start Task inputs

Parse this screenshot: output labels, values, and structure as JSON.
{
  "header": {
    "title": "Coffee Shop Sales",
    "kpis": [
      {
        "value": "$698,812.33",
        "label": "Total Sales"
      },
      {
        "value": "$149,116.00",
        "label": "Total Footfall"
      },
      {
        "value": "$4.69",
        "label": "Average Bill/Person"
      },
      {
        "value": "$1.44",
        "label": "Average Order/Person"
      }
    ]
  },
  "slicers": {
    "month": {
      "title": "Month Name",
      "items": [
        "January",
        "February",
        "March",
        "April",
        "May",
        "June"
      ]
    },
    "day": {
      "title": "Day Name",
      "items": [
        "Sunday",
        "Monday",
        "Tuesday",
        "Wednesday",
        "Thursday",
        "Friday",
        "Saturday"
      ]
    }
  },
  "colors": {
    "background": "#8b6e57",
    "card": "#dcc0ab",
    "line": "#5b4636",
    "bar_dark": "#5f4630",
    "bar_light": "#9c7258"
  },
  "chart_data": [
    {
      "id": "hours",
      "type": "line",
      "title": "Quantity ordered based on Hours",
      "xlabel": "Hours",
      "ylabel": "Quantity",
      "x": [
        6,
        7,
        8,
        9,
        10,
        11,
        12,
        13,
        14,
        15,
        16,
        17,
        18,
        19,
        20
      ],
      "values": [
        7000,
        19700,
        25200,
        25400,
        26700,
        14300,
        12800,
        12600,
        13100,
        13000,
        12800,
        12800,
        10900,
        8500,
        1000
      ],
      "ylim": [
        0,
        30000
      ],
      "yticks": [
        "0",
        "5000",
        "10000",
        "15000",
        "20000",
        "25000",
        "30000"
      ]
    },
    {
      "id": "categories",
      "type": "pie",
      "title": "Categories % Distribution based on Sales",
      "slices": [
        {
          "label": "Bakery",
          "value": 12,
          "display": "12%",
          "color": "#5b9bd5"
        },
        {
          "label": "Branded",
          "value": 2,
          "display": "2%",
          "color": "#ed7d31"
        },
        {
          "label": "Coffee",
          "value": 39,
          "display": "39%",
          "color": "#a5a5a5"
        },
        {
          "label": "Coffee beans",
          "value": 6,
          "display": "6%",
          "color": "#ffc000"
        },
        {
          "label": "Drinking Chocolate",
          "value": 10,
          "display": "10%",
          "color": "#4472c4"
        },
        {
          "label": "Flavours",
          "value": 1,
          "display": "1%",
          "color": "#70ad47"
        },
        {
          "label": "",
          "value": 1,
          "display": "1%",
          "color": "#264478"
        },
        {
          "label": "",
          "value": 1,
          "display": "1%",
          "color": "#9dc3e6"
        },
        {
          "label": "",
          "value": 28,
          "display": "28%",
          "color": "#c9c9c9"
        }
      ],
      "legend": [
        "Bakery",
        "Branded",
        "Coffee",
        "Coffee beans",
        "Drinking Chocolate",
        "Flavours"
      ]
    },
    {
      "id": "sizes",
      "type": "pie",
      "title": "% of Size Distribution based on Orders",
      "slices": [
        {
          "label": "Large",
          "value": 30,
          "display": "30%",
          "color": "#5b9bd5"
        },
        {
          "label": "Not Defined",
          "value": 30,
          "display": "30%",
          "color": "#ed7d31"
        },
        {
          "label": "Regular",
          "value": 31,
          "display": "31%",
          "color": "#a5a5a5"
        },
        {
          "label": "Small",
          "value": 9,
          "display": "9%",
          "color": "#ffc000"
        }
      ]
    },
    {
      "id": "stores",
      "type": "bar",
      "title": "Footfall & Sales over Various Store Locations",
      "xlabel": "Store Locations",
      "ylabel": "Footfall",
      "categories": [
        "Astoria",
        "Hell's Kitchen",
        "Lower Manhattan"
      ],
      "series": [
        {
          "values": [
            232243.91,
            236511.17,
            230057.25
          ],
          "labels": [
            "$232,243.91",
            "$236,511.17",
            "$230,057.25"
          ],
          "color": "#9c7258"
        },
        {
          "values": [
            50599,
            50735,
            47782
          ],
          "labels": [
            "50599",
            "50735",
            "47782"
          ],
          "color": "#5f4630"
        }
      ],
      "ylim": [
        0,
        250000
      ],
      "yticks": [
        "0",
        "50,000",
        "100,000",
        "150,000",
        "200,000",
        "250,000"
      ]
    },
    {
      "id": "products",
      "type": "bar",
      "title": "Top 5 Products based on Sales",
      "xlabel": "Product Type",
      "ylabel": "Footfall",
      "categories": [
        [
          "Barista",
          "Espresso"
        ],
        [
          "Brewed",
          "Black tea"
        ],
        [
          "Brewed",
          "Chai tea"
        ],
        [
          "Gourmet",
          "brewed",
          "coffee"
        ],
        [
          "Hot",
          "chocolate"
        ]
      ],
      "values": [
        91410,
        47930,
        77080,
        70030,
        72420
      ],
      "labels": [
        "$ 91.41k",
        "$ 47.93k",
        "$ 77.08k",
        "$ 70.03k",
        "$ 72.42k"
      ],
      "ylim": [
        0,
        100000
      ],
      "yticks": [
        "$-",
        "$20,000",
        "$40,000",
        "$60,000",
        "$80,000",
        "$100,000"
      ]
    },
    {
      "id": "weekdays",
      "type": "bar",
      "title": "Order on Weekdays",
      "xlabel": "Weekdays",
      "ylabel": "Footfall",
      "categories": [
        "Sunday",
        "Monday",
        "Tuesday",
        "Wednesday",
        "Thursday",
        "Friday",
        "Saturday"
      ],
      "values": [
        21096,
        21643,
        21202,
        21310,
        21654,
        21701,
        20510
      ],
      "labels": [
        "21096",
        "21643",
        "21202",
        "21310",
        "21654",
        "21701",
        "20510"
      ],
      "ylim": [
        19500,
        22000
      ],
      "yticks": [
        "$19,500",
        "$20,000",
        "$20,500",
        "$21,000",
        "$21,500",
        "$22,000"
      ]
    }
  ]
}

end Task inputs

For each line in the data above that contains the string "Locations", extract the line.

- Reply to the task:
      "title": "Footfall & Sales over Various Store Locations",
      "xlabel": "Store Locations",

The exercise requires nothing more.